Set exercise. Your task is to print every entry below exactly as given.

(Records about charts and figures)

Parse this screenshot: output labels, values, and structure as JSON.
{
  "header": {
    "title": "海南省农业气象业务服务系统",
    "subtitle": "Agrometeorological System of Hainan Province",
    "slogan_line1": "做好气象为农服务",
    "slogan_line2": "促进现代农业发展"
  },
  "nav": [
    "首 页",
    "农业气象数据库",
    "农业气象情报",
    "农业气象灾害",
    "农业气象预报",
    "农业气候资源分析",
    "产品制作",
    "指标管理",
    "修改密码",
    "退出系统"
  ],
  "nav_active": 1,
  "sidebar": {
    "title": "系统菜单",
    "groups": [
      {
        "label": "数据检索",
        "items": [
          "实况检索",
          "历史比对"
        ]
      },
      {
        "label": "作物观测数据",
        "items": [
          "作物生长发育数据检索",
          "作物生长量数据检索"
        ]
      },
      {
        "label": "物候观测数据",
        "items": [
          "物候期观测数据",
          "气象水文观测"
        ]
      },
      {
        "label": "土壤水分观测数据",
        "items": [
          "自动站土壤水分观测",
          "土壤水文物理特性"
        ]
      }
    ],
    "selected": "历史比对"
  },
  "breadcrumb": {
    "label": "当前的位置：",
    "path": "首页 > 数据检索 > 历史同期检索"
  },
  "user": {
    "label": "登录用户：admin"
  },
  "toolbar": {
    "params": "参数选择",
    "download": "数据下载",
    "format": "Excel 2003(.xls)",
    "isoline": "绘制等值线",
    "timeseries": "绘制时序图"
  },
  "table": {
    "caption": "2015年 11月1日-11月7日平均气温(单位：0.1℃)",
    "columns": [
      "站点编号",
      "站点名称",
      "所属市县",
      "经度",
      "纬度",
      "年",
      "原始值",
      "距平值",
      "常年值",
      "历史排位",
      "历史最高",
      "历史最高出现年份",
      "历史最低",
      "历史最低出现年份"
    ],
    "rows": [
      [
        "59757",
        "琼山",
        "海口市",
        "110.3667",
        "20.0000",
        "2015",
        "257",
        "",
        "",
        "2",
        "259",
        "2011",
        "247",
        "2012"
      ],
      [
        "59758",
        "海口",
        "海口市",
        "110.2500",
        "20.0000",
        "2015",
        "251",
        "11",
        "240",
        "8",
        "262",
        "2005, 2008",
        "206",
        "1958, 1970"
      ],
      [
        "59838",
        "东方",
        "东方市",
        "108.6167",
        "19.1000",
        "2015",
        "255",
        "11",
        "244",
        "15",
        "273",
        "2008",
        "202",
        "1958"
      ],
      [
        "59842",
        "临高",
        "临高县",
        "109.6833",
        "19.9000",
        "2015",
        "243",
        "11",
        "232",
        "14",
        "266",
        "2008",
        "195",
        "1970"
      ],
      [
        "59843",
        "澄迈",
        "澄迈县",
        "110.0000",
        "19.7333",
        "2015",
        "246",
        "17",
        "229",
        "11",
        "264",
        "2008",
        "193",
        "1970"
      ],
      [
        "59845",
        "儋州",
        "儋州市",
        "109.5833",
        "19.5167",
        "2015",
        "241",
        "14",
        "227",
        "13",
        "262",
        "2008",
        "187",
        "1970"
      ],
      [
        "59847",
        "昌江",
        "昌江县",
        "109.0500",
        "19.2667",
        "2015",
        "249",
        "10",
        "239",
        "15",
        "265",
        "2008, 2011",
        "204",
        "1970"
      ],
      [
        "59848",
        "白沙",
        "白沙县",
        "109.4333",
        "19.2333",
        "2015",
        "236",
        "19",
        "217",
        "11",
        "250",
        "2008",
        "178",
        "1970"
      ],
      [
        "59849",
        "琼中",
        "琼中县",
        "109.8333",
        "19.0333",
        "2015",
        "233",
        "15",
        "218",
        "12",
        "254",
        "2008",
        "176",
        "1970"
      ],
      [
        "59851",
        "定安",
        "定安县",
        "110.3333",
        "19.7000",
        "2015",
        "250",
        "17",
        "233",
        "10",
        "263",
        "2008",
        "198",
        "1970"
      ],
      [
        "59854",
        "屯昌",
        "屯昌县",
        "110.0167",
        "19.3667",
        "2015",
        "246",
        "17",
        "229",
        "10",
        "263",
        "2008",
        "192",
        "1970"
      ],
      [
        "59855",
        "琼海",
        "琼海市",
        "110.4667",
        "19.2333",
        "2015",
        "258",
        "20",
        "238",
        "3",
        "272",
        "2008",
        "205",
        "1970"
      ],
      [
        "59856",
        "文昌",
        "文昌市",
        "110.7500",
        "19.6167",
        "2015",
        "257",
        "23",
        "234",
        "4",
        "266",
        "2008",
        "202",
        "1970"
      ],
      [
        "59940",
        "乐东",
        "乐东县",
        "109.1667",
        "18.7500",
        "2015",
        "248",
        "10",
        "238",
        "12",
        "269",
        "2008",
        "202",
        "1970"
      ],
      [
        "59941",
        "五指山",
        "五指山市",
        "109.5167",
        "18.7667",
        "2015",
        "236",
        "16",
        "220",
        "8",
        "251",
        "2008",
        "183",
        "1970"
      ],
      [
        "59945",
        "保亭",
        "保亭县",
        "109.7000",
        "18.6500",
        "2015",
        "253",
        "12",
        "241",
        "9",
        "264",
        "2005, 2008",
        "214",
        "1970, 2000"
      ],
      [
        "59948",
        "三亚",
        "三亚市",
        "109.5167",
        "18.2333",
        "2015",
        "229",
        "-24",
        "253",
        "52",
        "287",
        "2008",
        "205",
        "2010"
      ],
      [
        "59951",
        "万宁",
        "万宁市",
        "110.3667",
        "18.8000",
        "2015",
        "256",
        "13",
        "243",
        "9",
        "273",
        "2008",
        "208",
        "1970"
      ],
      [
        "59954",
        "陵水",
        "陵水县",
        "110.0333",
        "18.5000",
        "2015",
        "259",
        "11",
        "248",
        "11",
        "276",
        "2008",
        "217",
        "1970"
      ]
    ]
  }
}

The response.
Parse this screenshot: output labels, values, and structure as JSON.
{
  "header": {
    "title": "海南省农业气象业务服务系统",
    "subtitle": "Agrometeorological System of Hainan Province",
    "slogan_line1": "做好气象为农服务",
    "slogan_line2": "促进现代农业发展"
  },
  "nav": [
    "首 页",
    "农业气象数据库",
    "农业气象情报",
    "农业气象灾害",
    "农业气象预报",
    "农业气候资源分析",
    "产品制作",
    "指标管理",
    "修改密码",
    "退出系统"
  ],
  "nav_active": 1,
  "sidebar": {
    "title": "系统菜单",
    "groups": [
      {
        "label": "数据检索",
        "items": [
          "实况检索",
          "历史比对"
        ]
      },
      {
        "label": "作物观测数据",
        "items": [
          "作物生长发育数据检索",
          "作物生长量数据检索"
        ]
      },
      {
        "label": "物候观测数据",
        "items": [
          "物候期观测数据",
          "气象水文观测"
        ]
      },
      {
        "label": "土壤水分观测数据",
        "items": [
          "自动站土壤水分观测",
          "土壤水文物理特性"
        ]
      }
    ],
    "selected": "历史比对"
  },
  "breadcrumb": {
    "label": "当前的位置：",
    "path": "首页 > 数据检索 > 历史同期检索"
  },
  "user": {
    "label": "登录用户：admin"
  },
  "toolbar": {
    "params": "参数选择",
    "download": "数据下载",
    "format": "Excel 2003(.xls)",
    "isoline": "绘制等值线",
    "timeseries": "绘制时序图"
  },
  "table": {
    "caption": "2015年 11月1日-11月7日平均气温(单位：0.1℃)",
    "columns": [
      "站点编号",
      "站点名称",
      "所属市县",
      "经度",
      "纬度",
      "年",
      "原始值",
      "距平值",
      "常年值",
      "历史排位",
      "历史最高",
      "历史最高出现年份",
      "历史最低",
      "历史最低出现年份"
    ],
    "rows": [
      [
        "59757",
        "琼山",
        "海口市",
        "110.3667",
        "20.0000",
        "2015",
        "257",
        "",
        "",
        "2",
        "259",
        "2011",
        "247",
        "2012"
      ],
      [
        "59758",
        "海口",
        "海口市",
        "110.2500",
        "20.0000",
        "2015",
        "251",
        "11",
        "240",
        "8",
        "262",
        "2005, 2008",
        "206",
        "1958, 1970"
      ],
      [
        "59838",
        "东方",
        "东方市",
        "108.6167",
        "19.1000",
        "2015",
        "255",
        "11",
        "244",
        "15",
        "273",
        "2008",
        "202",
        "1958"
      ],
      [
        "59842",
        "临高",
        "临高县",
        "109.6833",
        "19.9000",
        "2015",
        "243",
        "11",
        "232",
        "14",
        "266",
        "2008",
        "195",
        "1970"
      ],
      [
        "59843",
        "澄迈",
        "澄迈县",
        "110.0000",
        "19.7333",
        "2015",
        "246",
        "17",
        "229",
        "11",
        "264",
        "2008",
        "193",
        "1970"
      ],
      [
        "59845",
        "儋州",
        "儋州市",
        "109.5833",
        "19.5167",
        "2015",
        "241",
        "14",
        "227",
        "13",
        "262",
        "2008",
        "187",
        "1970"
      ],
      [
        "59847",
        "昌江",
        "昌江县",
        "109.0500",
        "19.2667",
        "2015",
        "249",
        "10",
        "239",
        "15",
        "265",
        "2008, 2011",
        "204",
        "1970"
      ],
      [
        "59848",
        "白沙",
        "白沙县",
        "109.4333",
        "19.2333",
        "2015",
        "236",
        "19",
        "217",
        "11",
        "250",
        "2008",
        "178",
        "1970"
      ],
      [
        "59849",
        "琼中",
        "琼中县",
        "109.8333",
        "19.0333",
        "2015",
        "233",
        "15",
        "218",
        "12",
        "254",
        "2008",
        "176",
        "1970"
      ],
      [
        "59851",
        "定安",
        "定安县",
        "110.3333",
        "19.7000",
        "2015",
        "250",
        "17",
        "233",
        "10",
        "263",
        "2008",
        "198",
        "1970"
      ],
      [
        "59854",
        "屯昌",
        "屯昌县",
        "110.0167",
        "19.3667",
        "2015",
        "246",
        "17",
        "229",
        "10",
        "263",
        "2008",
        "192",
        "1970"
      ],
      [
        "59855",
        "琼海",
        "琼海市",
        "110.4667",
        "19.2333",
        "2015",
        "258",
        "20",
        "238",
        "3",
        "272",
        "2008",
        "205",
        "1970"
      ],
      [
        "59856",
        "文昌",
        "文昌市",
        "110.7500",
        "19.6167",
        "2015",
        "257",
        "23",
        "234",
        "4",
        "266",
        "2008",
        "202",
        "1970"
      ],
      [
        "59940",
        "乐东",
        "乐东县",
        "109.1667",
        "18.7500",
        "2015",
        "248",
        "10",
        "238",
        "12",
        "269",
        "2008",
        "202",
        "1970"
      ],
      [
        "59941",
        "五指山",
        "五指山市",
        "109.5167",
        "18.7667",
        "2015",
        "236",
        "16",
        "220",
        "8",
        "251",
        "2008",
        "183",
        "1970"
      ],
      [
        "59945",
        "保亭",
        "保亭县",
        "109.7000",
        "18.6500",
        "2015",
        "253",
        "12",
        "241",
        "9",
        "264",
        "2005, 2008",
        "214",
        "1970, 2000"
      ],
      [
        "59948",
        "三亚",
        "三亚市",
        "109.5167",
        "18.2333",
        "2015",
        "229",
        "-24",
        "253",
        "52",
        "287",
        "2008",
        "205",
        "2010"
      ],
      [
        "59951",
        "万宁",
        "万宁市",
        "110.3667",
        "18.8000",
        "2015",
        "256",
        "13",
        "243",
        "9",
        "273",
        "2008",
        "208",
        "1970"
      ],
      [
        "59954",
        "陵水",
        "陵水县",
        "110.0333",
        "18.5000",
        "2015",
        "259",
        "11",
        "248",
        "11",
        "276",
        "2008",
        "217",
        "1970"
      ]
    ]
  }
}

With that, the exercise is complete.